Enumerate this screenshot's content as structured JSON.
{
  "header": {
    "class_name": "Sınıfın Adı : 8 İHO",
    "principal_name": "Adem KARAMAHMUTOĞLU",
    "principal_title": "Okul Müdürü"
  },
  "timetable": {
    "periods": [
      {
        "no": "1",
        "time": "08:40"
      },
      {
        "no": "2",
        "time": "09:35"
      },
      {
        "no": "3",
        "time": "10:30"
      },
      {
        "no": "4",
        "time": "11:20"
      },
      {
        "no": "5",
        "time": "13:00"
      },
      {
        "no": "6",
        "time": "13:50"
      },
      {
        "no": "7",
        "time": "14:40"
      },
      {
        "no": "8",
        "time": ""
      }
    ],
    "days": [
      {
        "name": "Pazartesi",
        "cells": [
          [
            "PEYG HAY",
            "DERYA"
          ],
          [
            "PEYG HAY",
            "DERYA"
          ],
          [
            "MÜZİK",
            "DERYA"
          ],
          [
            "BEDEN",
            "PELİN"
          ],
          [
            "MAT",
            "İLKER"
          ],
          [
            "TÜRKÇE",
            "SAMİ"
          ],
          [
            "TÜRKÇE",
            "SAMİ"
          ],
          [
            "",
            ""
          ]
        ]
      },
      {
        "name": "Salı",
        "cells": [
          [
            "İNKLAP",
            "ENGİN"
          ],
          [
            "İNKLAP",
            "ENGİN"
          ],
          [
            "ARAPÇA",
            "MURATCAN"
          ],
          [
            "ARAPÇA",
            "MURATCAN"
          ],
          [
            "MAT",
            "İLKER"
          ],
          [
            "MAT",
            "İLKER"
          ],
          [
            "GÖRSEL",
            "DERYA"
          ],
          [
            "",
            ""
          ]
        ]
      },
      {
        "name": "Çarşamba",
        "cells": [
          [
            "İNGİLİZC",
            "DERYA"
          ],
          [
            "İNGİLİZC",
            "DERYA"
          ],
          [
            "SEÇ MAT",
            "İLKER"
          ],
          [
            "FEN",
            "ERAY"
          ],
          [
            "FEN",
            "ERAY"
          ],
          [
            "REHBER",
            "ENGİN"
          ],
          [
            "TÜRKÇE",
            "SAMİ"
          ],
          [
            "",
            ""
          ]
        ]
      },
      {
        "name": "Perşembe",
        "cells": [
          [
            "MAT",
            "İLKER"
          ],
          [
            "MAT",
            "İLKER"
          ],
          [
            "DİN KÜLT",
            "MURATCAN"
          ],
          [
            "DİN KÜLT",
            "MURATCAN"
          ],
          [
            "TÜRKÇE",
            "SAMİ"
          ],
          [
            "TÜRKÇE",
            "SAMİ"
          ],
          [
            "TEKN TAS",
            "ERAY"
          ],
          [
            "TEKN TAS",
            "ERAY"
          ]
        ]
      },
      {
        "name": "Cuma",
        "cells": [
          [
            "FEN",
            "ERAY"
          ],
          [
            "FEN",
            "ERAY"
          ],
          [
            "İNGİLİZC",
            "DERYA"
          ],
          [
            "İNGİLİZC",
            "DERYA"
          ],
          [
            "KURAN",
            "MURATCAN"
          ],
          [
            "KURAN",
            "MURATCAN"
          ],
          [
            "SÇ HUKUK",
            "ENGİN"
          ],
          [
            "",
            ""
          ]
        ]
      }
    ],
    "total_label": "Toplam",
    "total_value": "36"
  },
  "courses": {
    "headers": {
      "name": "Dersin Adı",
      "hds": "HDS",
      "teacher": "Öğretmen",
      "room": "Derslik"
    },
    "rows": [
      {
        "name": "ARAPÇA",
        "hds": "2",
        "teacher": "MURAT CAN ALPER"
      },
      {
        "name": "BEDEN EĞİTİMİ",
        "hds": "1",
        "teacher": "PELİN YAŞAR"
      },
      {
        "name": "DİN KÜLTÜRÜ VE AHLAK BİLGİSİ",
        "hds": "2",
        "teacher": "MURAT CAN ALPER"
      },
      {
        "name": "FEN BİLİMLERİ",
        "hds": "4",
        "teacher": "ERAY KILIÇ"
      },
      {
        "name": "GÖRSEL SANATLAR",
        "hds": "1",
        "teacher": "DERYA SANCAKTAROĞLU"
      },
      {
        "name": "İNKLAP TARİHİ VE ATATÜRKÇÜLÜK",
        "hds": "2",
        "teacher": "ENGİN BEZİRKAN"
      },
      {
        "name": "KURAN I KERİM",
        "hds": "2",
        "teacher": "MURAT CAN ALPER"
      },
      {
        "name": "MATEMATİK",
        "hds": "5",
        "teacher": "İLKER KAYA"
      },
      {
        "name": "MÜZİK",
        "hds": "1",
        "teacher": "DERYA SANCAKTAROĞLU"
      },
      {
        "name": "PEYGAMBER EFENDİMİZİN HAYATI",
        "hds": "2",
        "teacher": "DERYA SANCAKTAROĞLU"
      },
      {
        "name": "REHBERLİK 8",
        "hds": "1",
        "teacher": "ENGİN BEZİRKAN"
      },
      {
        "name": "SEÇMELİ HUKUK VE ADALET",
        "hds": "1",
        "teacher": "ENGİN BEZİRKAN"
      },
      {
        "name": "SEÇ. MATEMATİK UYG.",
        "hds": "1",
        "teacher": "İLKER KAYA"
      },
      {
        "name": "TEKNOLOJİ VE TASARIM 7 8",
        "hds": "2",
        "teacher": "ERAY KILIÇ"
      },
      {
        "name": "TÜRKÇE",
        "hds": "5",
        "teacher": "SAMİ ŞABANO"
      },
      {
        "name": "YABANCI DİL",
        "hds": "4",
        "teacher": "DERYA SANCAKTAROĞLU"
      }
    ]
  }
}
......
- Task instructions
Write out the full set of records exactly as given.

- Reply
Enumerate this screenshot's content as structured JSON.
{
  "header": {
    "class_name": "Sınıfın Adı : 8 İHO",
    "principal_name": "Adem KARAMAHMUTOĞLU",
    "principal_title": "Okul Müdürü"
  },
  "timetable": {
    "periods": [
      {
        "no": "1",
        "time": "08:40"
      },
      {
        "no": "2",
        "time": "09:35"
      },
      {
        "no": "3",
        "time": "10:30"
      },
      {
        "no": "4",
        "time": "11:20"
      },
      {
        "no": "5",
        "time": "13:00"
      },
      {
        "no": "6",
        "time": "13:50"
      },
      {
        "no": "7",
        "time": "14:40"
      },
      {
        "no": "8",
        "time": ""
      }
    ],
    "days": [
      {
        "name": "Pazartesi",
        "cells": [
          [
            "PEYG HAY",
            "DERYA"
          ],
          [
            "PEYG HAY",
            "DERYA"
          ],
          [
            "MÜZİK",
            "DERYA"
          ],
          [
            "BEDEN",
            "PELİN"
          ],
          [
            "MAT",
            "İLKER"
          ],
          [
            "TÜRKÇE",
            "SAMİ"
          ],
          [
            "TÜRKÇE",
            "SAMİ"
          ],
          [
            "",
            ""
          ]
        ]
      },
      {
        "name": "Salı",
        "cells": [
          [
            "İNKLAP",
            "ENGİN"
          ],
          [
            "İNKLAP",
            "ENGİN"
          ],
          [
            "ARAPÇA",
            "MURATCAN"
          ],
          [
            "ARAPÇA",
            "MURATCAN"
          ],
          [
            "MAT",
            "İLKER"
          ],
          [
            "MAT",
            "İLKER"
          ],
          [
            "GÖRSEL",
            "DERYA"
          ],
          [
            "",
            ""
          ]
        ]
      },
      {
        "name": "Çarşamba",
        "cells": [
          [
            "İNGİLİZC",
            "DERYA"
          ],
          [
            "İNGİLİZC",
            "DERYA"
          ],
          [
            "SEÇ MAT",
            "İLKER"
          ],
          [
            "FEN",
            "ERAY"
          ],
          [
            "FEN",
            "ERAY"
          ],
          [
            "REHBER",
            "ENGİN"
          ],
          [
            "TÜRKÇE",
            "SAMİ"
          ],
          [
            "",
            ""
          ]
        ]
      },
      {
        "name": "Perşembe",
        "cells": [
          [
            "MAT",
            "İLKER"
          ],
          [
            "MAT",
            "İLKER"
          ],
          [
            "DİN KÜLT",
            "MURATCAN"
          ],
          [
            "DİN KÜLT",
            "MURATCAN"
          ],
          [
            "TÜRKÇE",
            "SAMİ"
          ],
          [
            "TÜRKÇE",
            "SAMİ"
          ],
          [
            "TEKN TAS",
            "ERAY"
          ],
          [
            "TEKN TAS",
            "ERAY"
          ]
        ]
      },
      {
        "name": "Cuma",
        "cells": [
          [
            "FEN",
            "ERAY"
          ],
          [
            "FEN",
            "ERAY"
          ],
          [
            "İNGİLİZC",
            "DERYA"
          ],
          [
            "İNGİLİZC",
            "DERYA"
          ],
          [
            "KURAN",
            "MURATCAN"
          ],
          [
            "KURAN",
            "MURATCAN"
          ],
          [
            "SÇ HUKUK",
            "ENGİN"
          ],
          [
            "",
            ""
          ]
        ]
      }
    ],
    "total_label": "Toplam",
    "total_value": "36"
  },
  "courses": {
    "headers": {
      "name": "Dersin Adı",
      "hds": "HDS",
      "teacher": "Öğretmen",
      "room": "Derslik"
    },
    "rows": [
      {
        "name": "ARAPÇA",
        "hds": "2",
        "teacher": "MURAT CAN ALPER"
      },
      {
        "name": "BEDEN EĞİTİMİ",
        "hds": "1",
        "teacher": "PELİN YAŞAR"
      },
      {
        "name": "DİN KÜLTÜRÜ VE AHLAK BİLGİSİ",
        "hds": "2",
        "teacher": "MURAT CAN ALPER"
      },
      {
        "name": "FEN BİLİMLERİ",
        "hds": "4",
        "teacher": "ERAY KILIÇ"
      },
      {
        "name": "GÖRSEL SANATLAR",
        "hds": "1",
        "teacher": "DERYA SANCAKTAROĞLU"
      },
      {
        "name": "İNKLAP TARİHİ VE ATATÜRKÇÜLÜK",
        "hds": "2",
        "teacher": "ENGİN BEZİRKAN"
      },
      {
        "name": "KURAN I KERİM",
        "hds": "2",
        "teacher": "MURAT CAN ALPER"
      },
      {
        "name": "MATEMATİK",
        "hds": "5",
        "teacher": "İLKER KAYA"
      },
      {
        "name": "MÜZİK",
        "hds": "1",
        "teacher": "DERYA SANCAKTAROĞLU"
      },
      {
        "name": "PEYGAMBER EFENDİMİZİN HAYATI",
        "hds": "2",
        "teacher": "DERYA SANCAKTAROĞLU"
      },
      {
        "name": "REHBERLİK 8",
        "hds": "1",
        "teacher": "ENGİN BEZİRKAN"
      },
      {
        "name": "SEÇMELİ HUKUK VE ADALET",
        "hds": "1",
        "teacher": "ENGİN BEZİRKAN"
      },
      {
        "name": "SEÇ. MATEMATİK UYG.",
        "hds": "1",
        "teacher": "İLKER KAYA"
      },
      {
        "name": "TEKNOLOJİ VE TASARIM 7 8",
        "hds": "2",
        "teacher": "ERAY KILIÇ"
      },
      {
        "name": "TÜRKÇE",
        "hds": "5",
        "teacher": "SAMİ ŞABANO"
      },
      {
        "name": "YABANCI DİL",
        "hds": "4",
        "teacher": "DERYA SANCAKTAROĞLU"
      }
    ]
  }
}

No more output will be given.